--- START DATASET ENTRIES ---

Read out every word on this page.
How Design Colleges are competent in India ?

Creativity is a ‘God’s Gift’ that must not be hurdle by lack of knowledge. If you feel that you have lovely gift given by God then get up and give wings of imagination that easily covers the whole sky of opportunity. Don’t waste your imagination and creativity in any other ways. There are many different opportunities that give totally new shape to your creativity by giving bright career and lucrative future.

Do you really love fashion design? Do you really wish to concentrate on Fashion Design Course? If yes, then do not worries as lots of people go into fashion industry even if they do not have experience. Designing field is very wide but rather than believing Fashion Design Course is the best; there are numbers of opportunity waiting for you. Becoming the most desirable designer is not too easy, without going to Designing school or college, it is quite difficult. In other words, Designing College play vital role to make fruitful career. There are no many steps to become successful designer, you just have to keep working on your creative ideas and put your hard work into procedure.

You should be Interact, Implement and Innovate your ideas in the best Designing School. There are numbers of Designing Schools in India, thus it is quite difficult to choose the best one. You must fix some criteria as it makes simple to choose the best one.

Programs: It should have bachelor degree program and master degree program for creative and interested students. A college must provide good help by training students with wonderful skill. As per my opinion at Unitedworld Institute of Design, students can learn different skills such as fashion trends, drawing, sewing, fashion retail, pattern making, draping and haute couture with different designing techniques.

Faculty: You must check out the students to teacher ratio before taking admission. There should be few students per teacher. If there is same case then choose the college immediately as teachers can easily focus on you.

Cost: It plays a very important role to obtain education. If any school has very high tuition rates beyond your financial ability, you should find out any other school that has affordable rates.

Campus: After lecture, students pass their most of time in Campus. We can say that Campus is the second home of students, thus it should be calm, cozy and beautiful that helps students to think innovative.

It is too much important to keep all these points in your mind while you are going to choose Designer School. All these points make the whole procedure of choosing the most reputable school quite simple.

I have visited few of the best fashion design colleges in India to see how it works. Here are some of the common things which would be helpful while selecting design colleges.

--- END DATASET ENTRIES ---

= TO DO =
Write out the material from the first line to the last, exactly.

= EXPECTED OUTPUT =
Read out every word on this page.
How Design Colleges are competent in India ?

Creativity is a ‘God’s Gift’ that must not be hurdle by lack of knowledge. If you feel that you have lovely gift given by God then get up and give wings of imagination that easily covers the whole sky of opportunity. Don’t waste your imagination and creativity in any other ways. There are many different opportunities that give totally new shape to your creativity by giving bright career and lucrative future.

Do you really love fashion design? Do you really wish to concentrate on Fashion Design Course? If yes, then do not worries as lots of people go into fashion industry even if they do not have experience. Designing field is very wide but rather than believing Fashion Design Course is the best; there are numbers of opportunity waiting for you. Becoming the most desirable designer is not too easy, without going to Designing school or college, it is quite difficult. In other words, Designing College play vital role to make fruitful career. There are no many steps to become successful designer, you just have to keep working on your creative ideas and put your hard work into procedure.

You should be Interact, Implement and Innovate your ideas in the best Designing School. There are numbers of Designing Schools in India, thus it is quite difficult to choose the best one. You must fix some criteria as it makes simple to choose the best one.

Programs: It should have bachelor degree program and master degree program for creative and interested students. A college must provide good help by training students with wonderful skill. As per my opinion at Unitedworld Institute of Design, students can learn different skills such as fashion trends, drawing, sewing, fashion retail, pattern making, draping and haute couture with different designing techniques.

Faculty: You must check out the students to teacher ratio before taking admission. There should be few students per teacher. If there is same case then choose the college immediately as teachers can easily focus on you.

Cost: It plays a very important role to obtain education. If any school has very high tuition rates beyond your financial ability, you should find out any other school that has affordable rates.

Campus: After lecture, students pass their most of time in Campus. We can say that Campus is the second home of students, thus it should be calm, cozy and beautiful that helps students to think innovative.

It is too much important to keep all these points in your mind while you are going to choose Designer School. All these points make the whole procedure of choosing the most reputable school quite simple.

I have visited few of the best fashion design colleges in India to see how it works. Here are some of the common things which would be helpful while selecting design colleges.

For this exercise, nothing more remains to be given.